— RECORD EXTRACTS —
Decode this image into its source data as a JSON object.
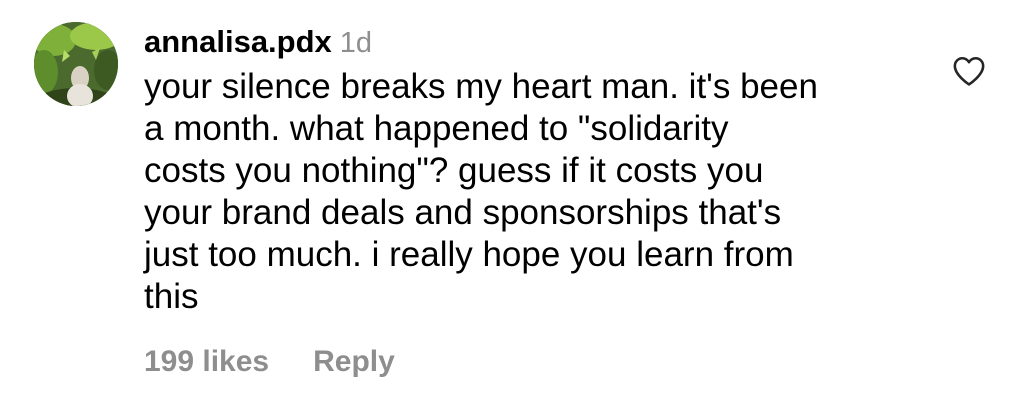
{
  "comment": {
    "username": "annalisa.pdx",
    "timestamp": "1d",
    "lines": [
      "your silence breaks my heart man. it's been",
      "a month. what happened to \"solidarity",
      "costs you nothing\"? guess if it costs you",
      "your brand deals and sponsorships that's",
      "just too much. i really hope you learn from",
      "this"
    ],
    "likes_label": "199 likes",
    "reply_label": "Reply"
  },
  "icons": {
    "like": "heart-outline-icon",
    "avatar": "profile-avatar"
  },
  "colors": {
    "text": "#000000",
    "muted": "#8e8e8e",
    "background": "#ffffff"
  }
}
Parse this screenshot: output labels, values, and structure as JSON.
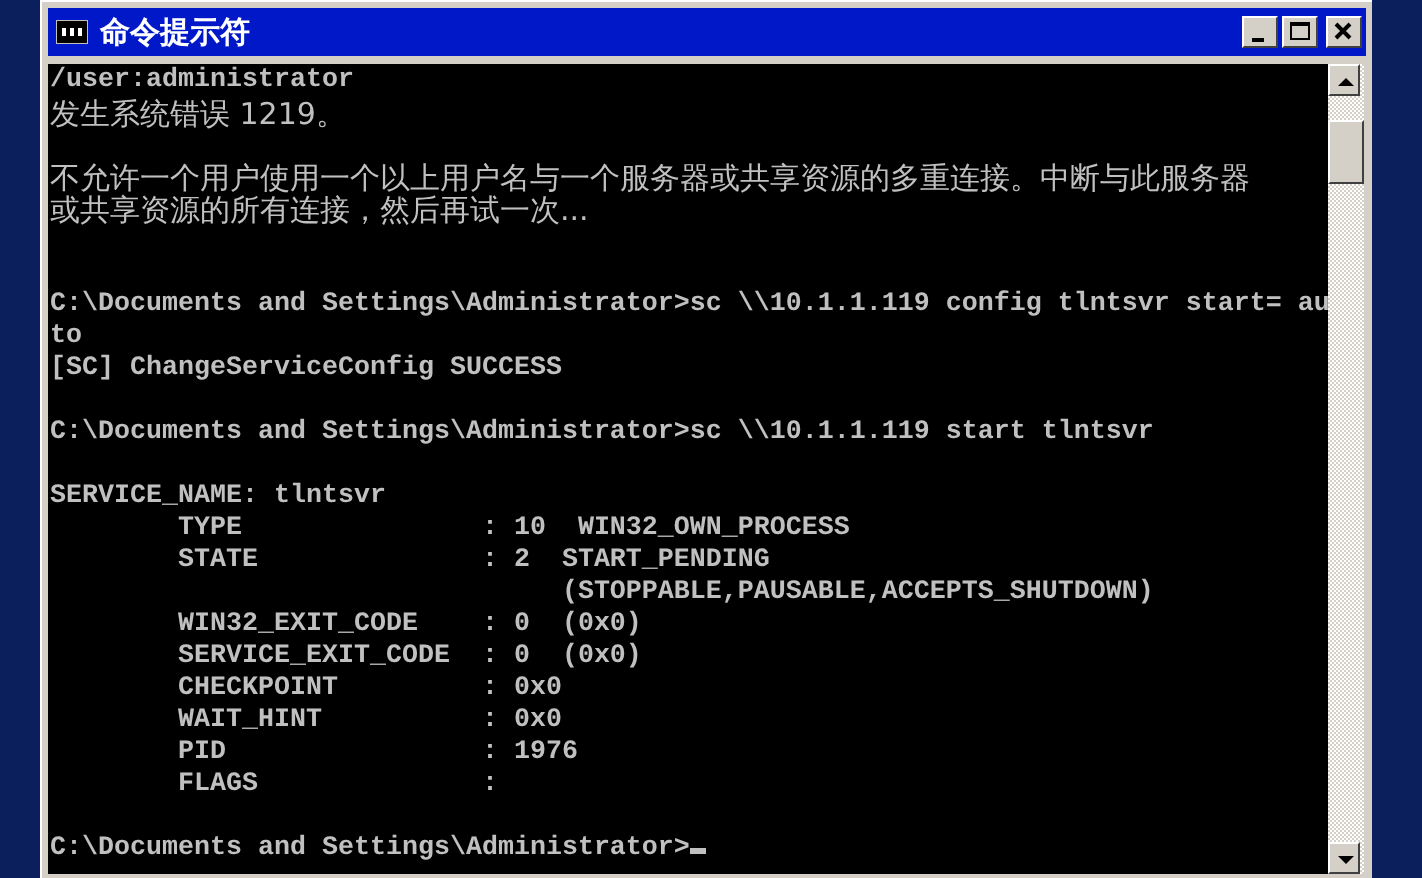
{
  "window": {
    "title": "命令提示符"
  },
  "console": {
    "lines": [
      {
        "kind": "text",
        "text": "/user:administrator"
      },
      {
        "kind": "text",
        "text": "发生系统错误 1219。"
      },
      {
        "kind": "blank"
      },
      {
        "kind": "text",
        "text": "不允许一个用户使用一个以上用户名与一个服务器或共享资源的多重连接。中断与此服务器"
      },
      {
        "kind": "text",
        "text": "或共享资源的所有连接，然后再试一次..."
      },
      {
        "kind": "blank"
      },
      {
        "kind": "blank"
      },
      {
        "kind": "text",
        "text": "C:\\Documents and Settings\\Administrator>sc \\\\10.1.1.119 config tlntsvr start= au"
      },
      {
        "kind": "text",
        "text": "to"
      },
      {
        "kind": "text",
        "text": "[SC] ChangeServiceConfig SUCCESS"
      },
      {
        "kind": "blank"
      },
      {
        "kind": "text",
        "text": "C:\\Documents and Settings\\Administrator>sc \\\\10.1.1.119 start tlntsvr"
      },
      {
        "kind": "blank"
      },
      {
        "kind": "text",
        "text": "SERVICE_NAME: tlntsvr"
      },
      {
        "kind": "text",
        "text": "        TYPE               : 10  WIN32_OWN_PROCESS"
      },
      {
        "kind": "text",
        "text": "        STATE              : 2  START_PENDING"
      },
      {
        "kind": "text",
        "text": "                                (STOPPABLE,PAUSABLE,ACCEPTS_SHUTDOWN)"
      },
      {
        "kind": "text",
        "text": "        WIN32_EXIT_CODE    : 0  (0x0)"
      },
      {
        "kind": "text",
        "text": "        SERVICE_EXIT_CODE  : 0  (0x0)"
      },
      {
        "kind": "text",
        "text": "        CHECKPOINT         : 0x0"
      },
      {
        "kind": "text",
        "text": "        WAIT_HINT          : 0x0"
      },
      {
        "kind": "text",
        "text": "        PID                : 1976"
      },
      {
        "kind": "text",
        "text": "        FLAGS              :"
      },
      {
        "kind": "blank"
      },
      {
        "kind": "prompt",
        "text": "C:\\Documents and Settings\\Administrator>"
      }
    ]
  }
}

— STATED TASK —
Each line of the material must be retyped exactly, except that images are omitted.

— COMPLETE RESPONSE —
Decode this image into its source data as a JSON object.
{
  "comment": {
    "username": "annalisa.pdx",
    "timestamp": "1d",
    "lines": [
      "your silence breaks my heart man. it's been",
      "a month. what happened to \"solidarity",
      "costs you nothing\"? guess if it costs you",
      "your brand deals and sponsorships that's",
      "just too much. i really hope you learn from",
      "this"
    ],
    "likes_label": "199 likes",
    "reply_label": "Reply"
  },
  "icons": {
    "like": "heart-outline-icon",
    "avatar": "profile-avatar"
  },
  "colors": {
    "text": "#000000",
    "muted": "#8e8e8e",
    "background": "#ffffff"
  }
}
Parse this screenshot: output labels, values, and structure as JSON.
{
  "window": {
    "title": "命令提示符"
  },
  "console": {
    "lines": [
      {
        "kind": "text",
        "text": "/user:administrator"
      },
      {
        "kind": "text",
        "text": "发生系统错误 1219。"
      },
      {
        "kind": "blank"
      },
      {
        "kind": "text",
        "text": "不允许一个用户使用一个以上用户名与一个服务器或共享资源的多重连接。中断与此服务器"
      },
      {
        "kind": "text",
        "text": "或共享资源的所有连接，然后再试一次..."
      },
      {
        "kind": "blank"
      },
      {
        "kind": "blank"
      },
      {
        "kind": "text",
        "text": "C:\\Documents and Settings\\Administrator>sc \\\\10.1.1.119 config tlntsvr start= au"
      },
      {
        "kind": "text",
        "text": "to"
      },
      {
        "kind": "text",
        "text": "[SC] ChangeServiceConfig SUCCESS"
      },
      {
        "kind": "blank"
      },
      {
        "kind": "text",
        "text": "C:\\Documents and Settings\\Administrator>sc \\\\10.1.1.119 start tlntsvr"
      },
      {
        "kind": "blank"
      },
      {
        "kind": "text",
        "text": "SERVICE_NAME: tlntsvr"
      },
      {
        "kind": "text",
        "text": "        TYPE               : 10  WIN32_OWN_PROCESS"
      },
      {
        "kind": "text",
        "text": "        STATE              : 2  START_PENDING"
      },
      {
        "kind": "text",
        "text": "                                (STOPPABLE,PAUSABLE,ACCEPTS_SHUTDOWN)"
      },
      {
        "kind": "text",
        "text": "        WIN32_EXIT_CODE    : 0  (0x0)"
      },
      {
        "kind": "text",
        "text": "        SERVICE_EXIT_CODE  : 0  (0x0)"
      },
      {
        "kind": "text",
        "text": "        CHECKPOINT         : 0x0"
      },
      {
        "kind": "text",
        "text": "        WAIT_HINT          : 0x0"
      },
      {
        "kind": "text",
        "text": "        PID                : 1976"
      },
      {
        "kind": "text",
        "text": "        FLAGS              :"
      },
      {
        "kind": "blank"
      },
      {
        "kind": "prompt",
        "text": "C:\\Documents and Settings\\Administrator>"
      }
    ]
  }
}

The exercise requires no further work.